• Recorded data:
begin
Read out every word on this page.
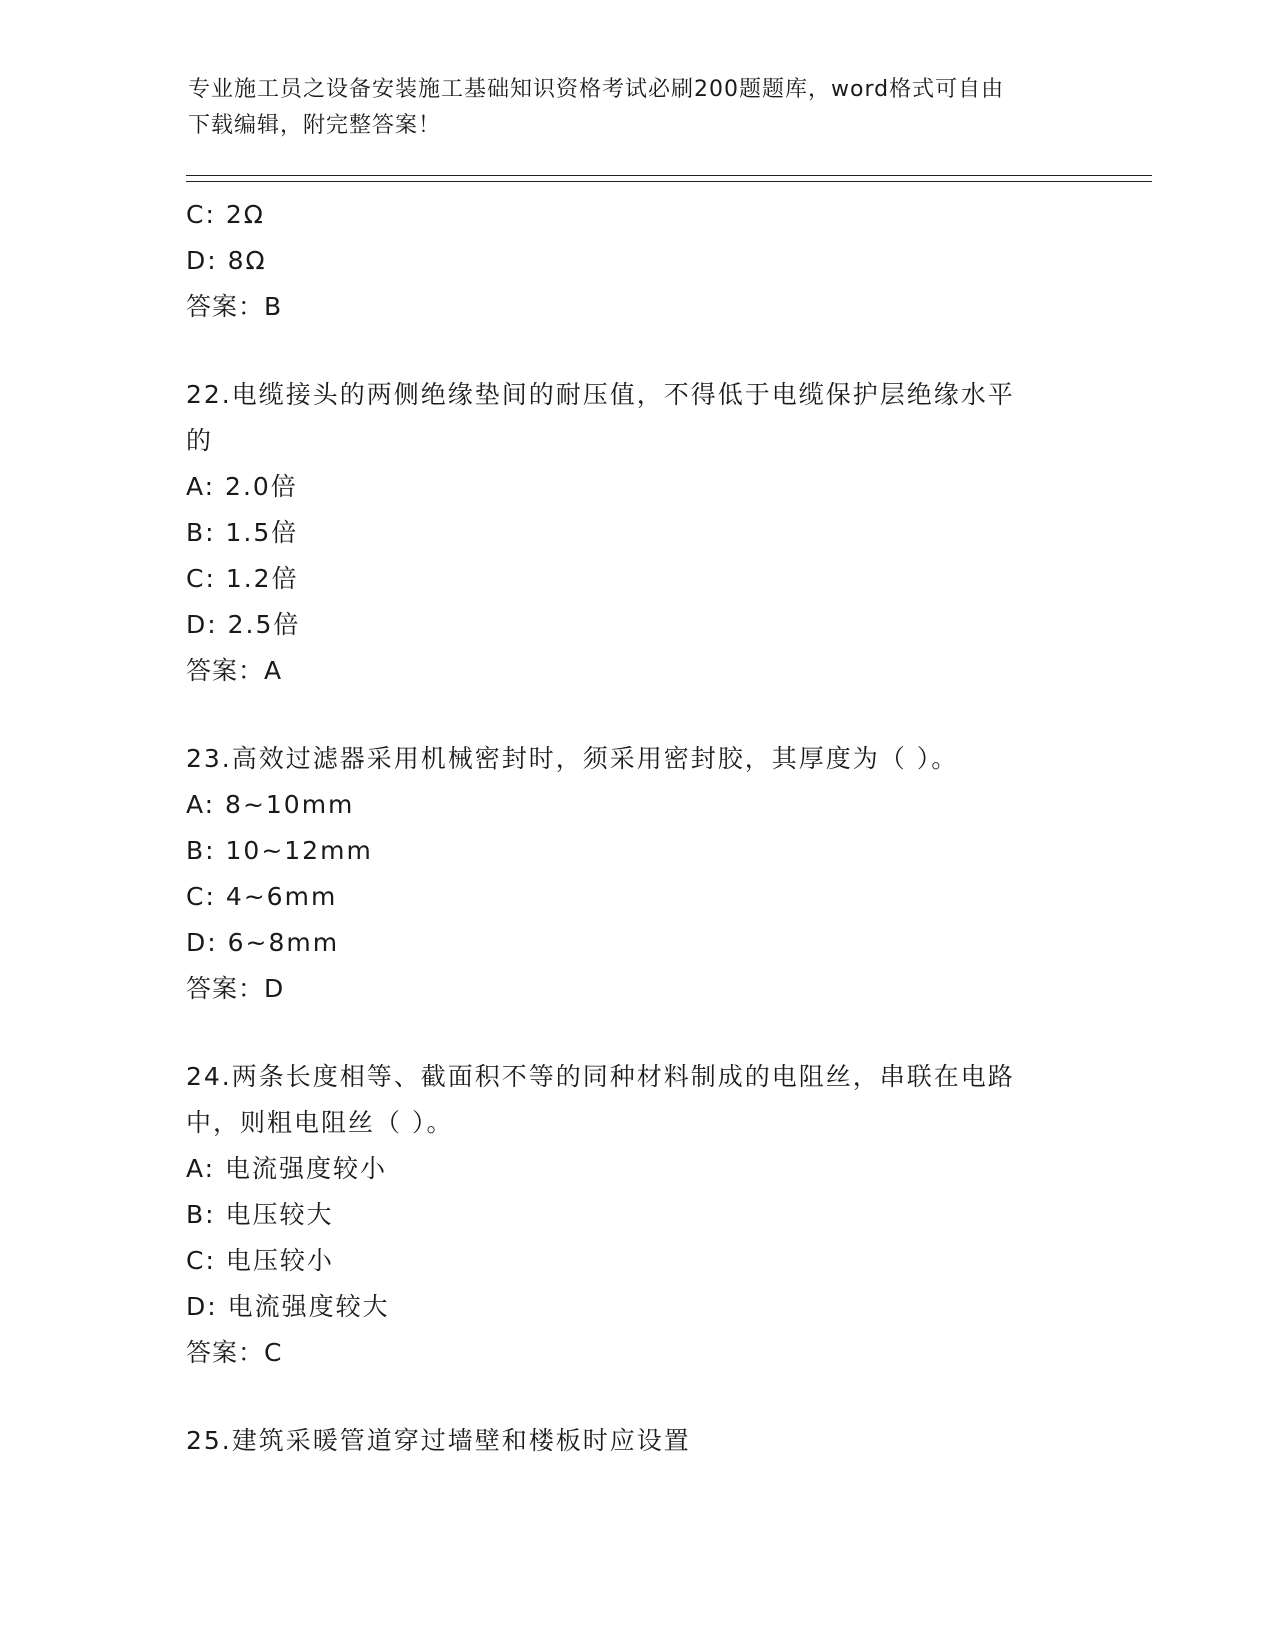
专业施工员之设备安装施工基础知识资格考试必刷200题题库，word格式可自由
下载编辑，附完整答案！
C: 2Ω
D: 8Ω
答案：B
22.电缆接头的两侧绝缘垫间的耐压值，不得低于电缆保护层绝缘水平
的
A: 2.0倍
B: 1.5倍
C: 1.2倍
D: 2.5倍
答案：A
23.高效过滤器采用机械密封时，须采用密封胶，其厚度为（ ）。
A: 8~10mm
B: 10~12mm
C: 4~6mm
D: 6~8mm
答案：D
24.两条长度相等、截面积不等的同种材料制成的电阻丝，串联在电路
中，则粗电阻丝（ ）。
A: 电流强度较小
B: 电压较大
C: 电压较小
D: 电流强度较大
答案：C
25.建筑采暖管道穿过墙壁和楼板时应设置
end
• GIVEN REQUEST:
Go through the data above and transcribe it in full, omitting any image.

• ANSWER FOR THIS EXERCISE:
Read out every word on this page.
专业施工员之设备安装施工基础知识资格考试必刷200题题库，word格式可自由
下载编辑，附完整答案！
C: 2Ω
D: 8Ω
答案：B
22.电缆接头的两侧绝缘垫间的耐压值，不得低于电缆保护层绝缘水平
的
A: 2.0倍
B: 1.5倍
C: 1.2倍
D: 2.5倍
答案：A
23.高效过滤器采用机械密封时，须采用密封胶，其厚度为（ ）。
A: 8~10mm
B: 10~12mm
C: 4~6mm
D: 6~8mm
答案：D
24.两条长度相等、截面积不等的同种材料制成的电阻丝，串联在电路
中，则粗电阻丝（ ）。
A: 电流强度较小
B: 电压较大
C: 电压较小
D: 电流强度较大
答案：C
25.建筑采暖管道穿过墙壁和楼板时应设置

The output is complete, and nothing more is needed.